• [EXERCISE REQUIREMENTS]:
Every record here needs to be written out again exactly.

## begin

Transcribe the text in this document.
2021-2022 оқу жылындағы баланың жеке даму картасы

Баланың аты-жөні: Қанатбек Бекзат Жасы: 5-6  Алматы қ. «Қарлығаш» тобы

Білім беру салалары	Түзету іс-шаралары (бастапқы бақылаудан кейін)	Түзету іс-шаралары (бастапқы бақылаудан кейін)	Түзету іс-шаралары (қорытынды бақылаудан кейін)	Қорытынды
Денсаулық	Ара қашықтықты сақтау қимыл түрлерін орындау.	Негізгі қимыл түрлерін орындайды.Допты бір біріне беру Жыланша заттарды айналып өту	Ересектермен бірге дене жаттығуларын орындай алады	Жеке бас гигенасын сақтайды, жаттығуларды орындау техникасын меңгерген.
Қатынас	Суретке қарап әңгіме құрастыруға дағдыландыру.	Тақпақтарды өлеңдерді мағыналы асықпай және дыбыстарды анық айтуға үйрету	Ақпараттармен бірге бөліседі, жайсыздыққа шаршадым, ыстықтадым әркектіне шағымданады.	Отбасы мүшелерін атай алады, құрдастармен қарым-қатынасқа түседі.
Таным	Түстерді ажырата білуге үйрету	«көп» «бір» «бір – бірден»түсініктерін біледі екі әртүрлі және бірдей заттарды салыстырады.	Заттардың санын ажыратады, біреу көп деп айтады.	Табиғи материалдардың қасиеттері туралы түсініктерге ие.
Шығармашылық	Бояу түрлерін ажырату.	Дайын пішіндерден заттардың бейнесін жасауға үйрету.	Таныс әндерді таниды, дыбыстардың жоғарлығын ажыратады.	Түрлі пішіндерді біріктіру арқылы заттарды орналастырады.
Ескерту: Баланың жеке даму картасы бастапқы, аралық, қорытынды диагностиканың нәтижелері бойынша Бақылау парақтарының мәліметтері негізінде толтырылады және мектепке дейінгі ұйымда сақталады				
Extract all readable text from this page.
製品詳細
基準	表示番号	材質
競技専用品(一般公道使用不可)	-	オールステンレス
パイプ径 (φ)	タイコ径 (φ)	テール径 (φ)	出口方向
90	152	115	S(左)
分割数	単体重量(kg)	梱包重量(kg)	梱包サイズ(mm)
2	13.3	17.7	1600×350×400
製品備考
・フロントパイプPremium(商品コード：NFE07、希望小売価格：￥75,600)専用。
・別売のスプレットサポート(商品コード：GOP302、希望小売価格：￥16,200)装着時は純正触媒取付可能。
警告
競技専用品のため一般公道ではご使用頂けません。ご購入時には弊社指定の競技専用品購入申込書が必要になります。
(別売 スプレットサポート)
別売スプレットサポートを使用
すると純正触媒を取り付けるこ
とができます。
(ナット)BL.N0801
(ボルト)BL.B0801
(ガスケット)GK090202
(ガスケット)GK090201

## end

• [RESULT]:
Transcribe the text in this document.
2021-2022 оқу жылындағы баланың жеке даму картасы

Баланың аты-жөні: Қанатбек Бекзат Жасы: 5-6  Алматы қ. «Қарлығаш» тобы

Білім беру салалары	Түзету іс-шаралары (бастапқы бақылаудан кейін)	Түзету іс-шаралары (бастапқы бақылаудан кейін)	Түзету іс-шаралары (қорытынды бақылаудан кейін)	Қорытынды
Денсаулық	Ара қашықтықты сақтау қимыл түрлерін орындау.	Негізгі қимыл түрлерін орындайды.Допты бір біріне беру Жыланша заттарды айналып өту	Ересектермен бірге дене жаттығуларын орындай алады	Жеке бас гигенасын сақтайды, жаттығуларды орындау техникасын меңгерген.
Қатынас	Суретке қарап әңгіме құрастыруға дағдыландыру.	Тақпақтарды өлеңдерді мағыналы асықпай және дыбыстарды анық айтуға үйрету	Ақпараттармен бірге бөліседі, жайсыздыққа шаршадым, ыстықтадым әркектіне шағымданады.	Отбасы мүшелерін атай алады, құрдастармен қарым-қатынасқа түседі.
Таным	Түстерді ажырата білуге үйрету	«көп» «бір» «бір – бірден»түсініктерін біледі екі әртүрлі және бірдей заттарды салыстырады.	Заттардың санын ажыратады, біреу көп деп айтады.	Табиғи материалдардың қасиеттері туралы түсініктерге ие.
Шығармашылық	Бояу түрлерін ажырату.	Дайын пішіндерден заттардың бейнесін жасауға үйрету.	Таныс әндерді таниды, дыбыстардың жоғарлығын ажыратады.	Түрлі пішіндерді біріктіру арқылы заттарды орналастырады.
Ескерту: Баланың жеке даму картасы бастапқы, аралық, қорытынды диагностиканың нәтижелері бойынша Бақылау парақтарының мәліметтері негізінде толтырылады және мектепке дейінгі ұйымда сақталады				
Extract all readable text from this page.
製品詳細
基準	表示番号	材質
競技専用品(一般公道使用不可)	-	オールステンレス
パイプ径 (φ)	タイコ径 (φ)	テール径 (φ)	出口方向
90	152	115	S(左)
分割数	単体重量(kg)	梱包重量(kg)	梱包サイズ(mm)
2	13.3	17.7	1600×350×400
製品備考
・フロントパイプPremium(商品コード：NFE07、希望小売価格：￥75,600)専用。
・別売のスプレットサポート(商品コード：GOP302、希望小売価格：￥16,200)装着時は純正触媒取付可能。
警告
競技専用品のため一般公道ではご使用頂けません。ご購入時には弊社指定の競技専用品購入申込書が必要になります。
(別売 スプレットサポート)
別売スプレットサポートを使用
すると純正触媒を取り付けるこ
とができます。
(ナット)BL.N0801
(ボルト)BL.B0801
(ガスケット)GK090202
(ガスケット)GK090201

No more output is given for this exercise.